TEXT SHOWN
— begin —

I'll start by saying I have never had a lobster.I'll also say my LFS has a sign on the tank they keep lobsters in saying that they are" hunters of fish and don't gaurentee that they won't attack or kill your your fish ,you've been warned!" I'm with nav that you put a predator in your tank and finding out all about it. As for advice; nav offers some of the most experienced,insightful information (not opinion ,facts) besides our moderators you're going to get anywhere,so if you don't want to heed it keep buying overpriced ,pretty food for lobster BUTdon't be suprised with the outcome.Take it back if you care for your fish.Ask your LFS if they heard of lobsters doing this and if they say "no ,or not usaully" your best not to listen to them if you want accurate info about anything.They get your money we get your attitude for telling you the truth;your welcome!


----------



## fishnjeeps (Nov 11, 2011)

I've personally owned a Blue Lobster who recently died. In my experience, they will eventually catch a fish and eat it. I lost at least 3 Gourami's to my lobster. I was told that before I bought him and I was willing to take a chance. They are amazing and unique creatures for sure and I loved watching him "hunt" when I placed food for him in the tank. It's entirely up to you if you want to keep him. I've watched my old lobster "surf" by catching a larger fish in it's claw and riding across the tank when the fish swims. (this was a VERY large fish compared to the lobster and was eventually moved from that tank.)


----------



## navigator black (Jan 3, 2012)

Sometimes we get stuck - you get a creature because it's cool looking, but we also get a long species history. Your cat will kill songbirds no matter how you feed the thing, and your blue lobster will try to eat your fish. A lot of fish sleep on the bottom, or in other areas accessible to a stealthy crawfish, and even if he fails 500 times in getting that fish, he has time to try 501 times...
There's no "attitude adjustment" for the lobster - that role falls to the fishkeeper, who has to learn to cut his losses (or add new tanks) sometimes. We're messing with creatures that are beautifully adapted to their roles in nature, and we aren't going to turn a tiger into a hamster by putting a wheel in the cage.


----------



## fishnjeeps (Nov 11, 2011)

PM me if you really don't want it. I'd be able to give it a good home...


----------

— end —

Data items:
— begin —

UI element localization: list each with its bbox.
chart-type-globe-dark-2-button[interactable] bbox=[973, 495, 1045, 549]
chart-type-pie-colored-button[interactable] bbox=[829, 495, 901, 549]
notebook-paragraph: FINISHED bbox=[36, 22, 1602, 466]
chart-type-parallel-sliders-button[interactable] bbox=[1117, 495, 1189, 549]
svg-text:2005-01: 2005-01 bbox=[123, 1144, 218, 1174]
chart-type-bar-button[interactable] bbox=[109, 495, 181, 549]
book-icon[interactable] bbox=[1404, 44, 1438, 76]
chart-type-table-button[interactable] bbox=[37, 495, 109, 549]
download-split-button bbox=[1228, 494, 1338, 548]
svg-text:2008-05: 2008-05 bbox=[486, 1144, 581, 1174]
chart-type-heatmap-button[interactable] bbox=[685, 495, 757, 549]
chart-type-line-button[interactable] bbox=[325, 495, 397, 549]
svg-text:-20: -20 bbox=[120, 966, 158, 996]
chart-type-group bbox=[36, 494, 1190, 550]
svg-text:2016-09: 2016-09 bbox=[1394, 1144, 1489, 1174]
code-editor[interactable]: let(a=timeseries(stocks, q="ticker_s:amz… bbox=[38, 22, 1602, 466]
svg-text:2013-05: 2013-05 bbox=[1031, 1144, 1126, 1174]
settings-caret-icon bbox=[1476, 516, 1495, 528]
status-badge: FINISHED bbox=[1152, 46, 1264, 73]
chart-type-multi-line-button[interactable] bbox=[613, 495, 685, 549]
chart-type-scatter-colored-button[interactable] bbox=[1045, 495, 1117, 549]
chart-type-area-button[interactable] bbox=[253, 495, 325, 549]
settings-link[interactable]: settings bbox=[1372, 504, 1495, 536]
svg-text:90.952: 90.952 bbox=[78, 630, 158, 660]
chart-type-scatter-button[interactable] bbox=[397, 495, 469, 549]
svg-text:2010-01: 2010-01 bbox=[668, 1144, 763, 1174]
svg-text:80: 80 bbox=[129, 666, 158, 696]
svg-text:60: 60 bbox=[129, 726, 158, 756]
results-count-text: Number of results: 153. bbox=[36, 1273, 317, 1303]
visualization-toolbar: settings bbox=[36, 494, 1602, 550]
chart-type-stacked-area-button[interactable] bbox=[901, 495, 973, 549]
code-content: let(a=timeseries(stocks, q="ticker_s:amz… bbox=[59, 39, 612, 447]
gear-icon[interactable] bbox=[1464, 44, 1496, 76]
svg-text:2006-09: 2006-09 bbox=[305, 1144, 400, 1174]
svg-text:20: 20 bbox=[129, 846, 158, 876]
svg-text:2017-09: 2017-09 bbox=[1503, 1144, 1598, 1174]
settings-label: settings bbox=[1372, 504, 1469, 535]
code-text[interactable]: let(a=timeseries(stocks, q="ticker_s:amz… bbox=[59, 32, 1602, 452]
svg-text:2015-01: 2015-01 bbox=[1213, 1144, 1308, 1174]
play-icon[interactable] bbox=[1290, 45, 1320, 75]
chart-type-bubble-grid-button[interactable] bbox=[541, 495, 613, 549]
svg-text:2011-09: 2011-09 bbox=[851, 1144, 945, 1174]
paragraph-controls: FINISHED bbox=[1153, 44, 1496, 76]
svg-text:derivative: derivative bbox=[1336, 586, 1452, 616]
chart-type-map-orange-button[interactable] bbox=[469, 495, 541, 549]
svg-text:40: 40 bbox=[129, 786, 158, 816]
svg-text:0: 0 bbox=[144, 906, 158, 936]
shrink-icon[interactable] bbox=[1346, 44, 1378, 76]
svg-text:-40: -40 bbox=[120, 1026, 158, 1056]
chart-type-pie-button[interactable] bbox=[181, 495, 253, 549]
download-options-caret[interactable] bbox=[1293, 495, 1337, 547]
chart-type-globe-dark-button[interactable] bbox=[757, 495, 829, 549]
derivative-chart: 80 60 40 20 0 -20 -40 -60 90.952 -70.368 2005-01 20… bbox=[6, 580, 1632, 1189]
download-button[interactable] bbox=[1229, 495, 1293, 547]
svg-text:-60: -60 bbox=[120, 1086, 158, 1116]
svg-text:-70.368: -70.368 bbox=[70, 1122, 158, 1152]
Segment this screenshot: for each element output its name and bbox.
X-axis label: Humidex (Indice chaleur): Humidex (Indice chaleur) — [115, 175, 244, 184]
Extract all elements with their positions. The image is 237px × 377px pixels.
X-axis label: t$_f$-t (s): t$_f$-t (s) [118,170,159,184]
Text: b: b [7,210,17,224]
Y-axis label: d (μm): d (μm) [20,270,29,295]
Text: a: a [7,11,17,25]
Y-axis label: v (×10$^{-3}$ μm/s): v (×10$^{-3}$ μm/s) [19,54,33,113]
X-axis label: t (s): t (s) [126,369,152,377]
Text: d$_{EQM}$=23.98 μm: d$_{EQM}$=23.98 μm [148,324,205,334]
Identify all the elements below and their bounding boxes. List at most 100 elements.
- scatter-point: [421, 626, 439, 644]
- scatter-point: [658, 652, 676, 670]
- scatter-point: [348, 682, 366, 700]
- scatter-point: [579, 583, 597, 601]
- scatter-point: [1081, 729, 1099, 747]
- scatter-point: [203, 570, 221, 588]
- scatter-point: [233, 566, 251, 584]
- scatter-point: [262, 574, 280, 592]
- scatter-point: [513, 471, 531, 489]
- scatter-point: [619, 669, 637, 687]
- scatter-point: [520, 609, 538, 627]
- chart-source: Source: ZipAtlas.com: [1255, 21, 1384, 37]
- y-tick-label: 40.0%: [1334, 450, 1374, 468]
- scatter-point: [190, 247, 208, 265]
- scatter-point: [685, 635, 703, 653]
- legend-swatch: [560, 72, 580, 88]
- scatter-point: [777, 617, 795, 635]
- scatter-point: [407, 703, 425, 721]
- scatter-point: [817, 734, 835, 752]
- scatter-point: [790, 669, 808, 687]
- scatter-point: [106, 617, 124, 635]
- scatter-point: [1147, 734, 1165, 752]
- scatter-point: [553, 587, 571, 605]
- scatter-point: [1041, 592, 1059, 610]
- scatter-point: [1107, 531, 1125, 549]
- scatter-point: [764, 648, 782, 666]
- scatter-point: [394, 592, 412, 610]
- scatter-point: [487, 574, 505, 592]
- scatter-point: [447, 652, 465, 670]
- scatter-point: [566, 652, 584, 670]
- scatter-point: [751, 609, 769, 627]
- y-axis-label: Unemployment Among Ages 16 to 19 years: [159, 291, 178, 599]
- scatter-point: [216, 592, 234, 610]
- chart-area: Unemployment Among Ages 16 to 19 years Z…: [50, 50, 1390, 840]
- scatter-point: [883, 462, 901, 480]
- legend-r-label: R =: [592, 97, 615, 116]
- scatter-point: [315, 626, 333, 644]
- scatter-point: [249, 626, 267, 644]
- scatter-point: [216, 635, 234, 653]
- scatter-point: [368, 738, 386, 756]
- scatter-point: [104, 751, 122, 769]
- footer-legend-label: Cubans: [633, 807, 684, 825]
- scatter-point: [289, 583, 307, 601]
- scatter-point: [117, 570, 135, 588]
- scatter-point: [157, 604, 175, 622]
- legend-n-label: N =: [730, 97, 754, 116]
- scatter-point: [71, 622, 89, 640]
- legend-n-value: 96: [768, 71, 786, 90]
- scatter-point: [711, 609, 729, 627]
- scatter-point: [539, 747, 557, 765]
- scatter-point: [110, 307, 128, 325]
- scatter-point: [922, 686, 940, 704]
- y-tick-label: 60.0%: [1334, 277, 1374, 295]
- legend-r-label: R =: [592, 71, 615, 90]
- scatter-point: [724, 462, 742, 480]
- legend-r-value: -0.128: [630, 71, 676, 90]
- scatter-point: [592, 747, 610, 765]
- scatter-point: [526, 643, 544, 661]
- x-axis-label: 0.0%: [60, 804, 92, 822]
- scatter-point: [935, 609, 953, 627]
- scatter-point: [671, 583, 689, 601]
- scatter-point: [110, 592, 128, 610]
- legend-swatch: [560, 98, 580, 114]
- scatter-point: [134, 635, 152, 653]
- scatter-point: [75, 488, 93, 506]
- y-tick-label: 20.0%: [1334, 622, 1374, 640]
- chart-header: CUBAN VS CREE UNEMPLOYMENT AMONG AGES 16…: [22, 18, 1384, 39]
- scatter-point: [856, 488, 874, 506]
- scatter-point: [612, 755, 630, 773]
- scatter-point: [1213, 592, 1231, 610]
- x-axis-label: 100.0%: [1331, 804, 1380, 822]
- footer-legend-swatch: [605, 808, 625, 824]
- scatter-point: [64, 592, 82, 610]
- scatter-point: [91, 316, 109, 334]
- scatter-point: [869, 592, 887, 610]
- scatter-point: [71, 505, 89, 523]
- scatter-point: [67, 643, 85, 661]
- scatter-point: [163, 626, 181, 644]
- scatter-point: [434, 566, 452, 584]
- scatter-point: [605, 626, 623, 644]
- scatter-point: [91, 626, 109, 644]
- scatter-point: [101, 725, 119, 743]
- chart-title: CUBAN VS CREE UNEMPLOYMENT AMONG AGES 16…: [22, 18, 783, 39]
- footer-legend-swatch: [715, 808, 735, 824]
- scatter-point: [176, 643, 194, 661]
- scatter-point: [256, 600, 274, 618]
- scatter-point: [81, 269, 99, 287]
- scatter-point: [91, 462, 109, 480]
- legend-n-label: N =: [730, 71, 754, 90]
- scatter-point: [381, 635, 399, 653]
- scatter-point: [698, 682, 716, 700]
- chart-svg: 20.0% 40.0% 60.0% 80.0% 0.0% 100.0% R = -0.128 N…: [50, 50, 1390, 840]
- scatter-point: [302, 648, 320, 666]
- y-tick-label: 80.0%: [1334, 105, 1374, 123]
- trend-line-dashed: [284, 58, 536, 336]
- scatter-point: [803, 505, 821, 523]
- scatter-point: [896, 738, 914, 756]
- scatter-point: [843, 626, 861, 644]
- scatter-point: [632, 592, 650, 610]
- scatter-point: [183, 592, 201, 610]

— end —

GOALS
1 - List every post heading in the forum thread on keeping a lobster with fish, giving the poster name and date from each heading.
2 - From the forum thread on keeping a lobster with fish, copy the passage word for word. Begin at the words "Sometimes we get" and stop after "in the cage.".

FULL SOLUTIONS
1 -
- fishnjeeps (Nov 11, 2011)
- navigator black (Jan 3, 2012)
- fishnjeeps (Nov 11, 2011)

2 -
Sometimes we get stuck - you get a creature because it's cool looking, but we also get a long species history. Your cat will kill songbirds no matter how you feed the thing, and your blue lobster will try to eat your fish. A lot of fish sleep on the bottom, or in other areas accessible to a stealthy crawfish, and even if he fails 500 times in getting that fish, he has time to try 501 times...
There's no "attitude adjustment" for the lobster - that role falls to the fishkeeper, who has to learn to cut his losses (or add new tanks) sometimes. We're messing with creatures that are beautifully adapted to their roles in nature, and we aren't going to turn a tiger into a hamster by putting a wheel in the cage.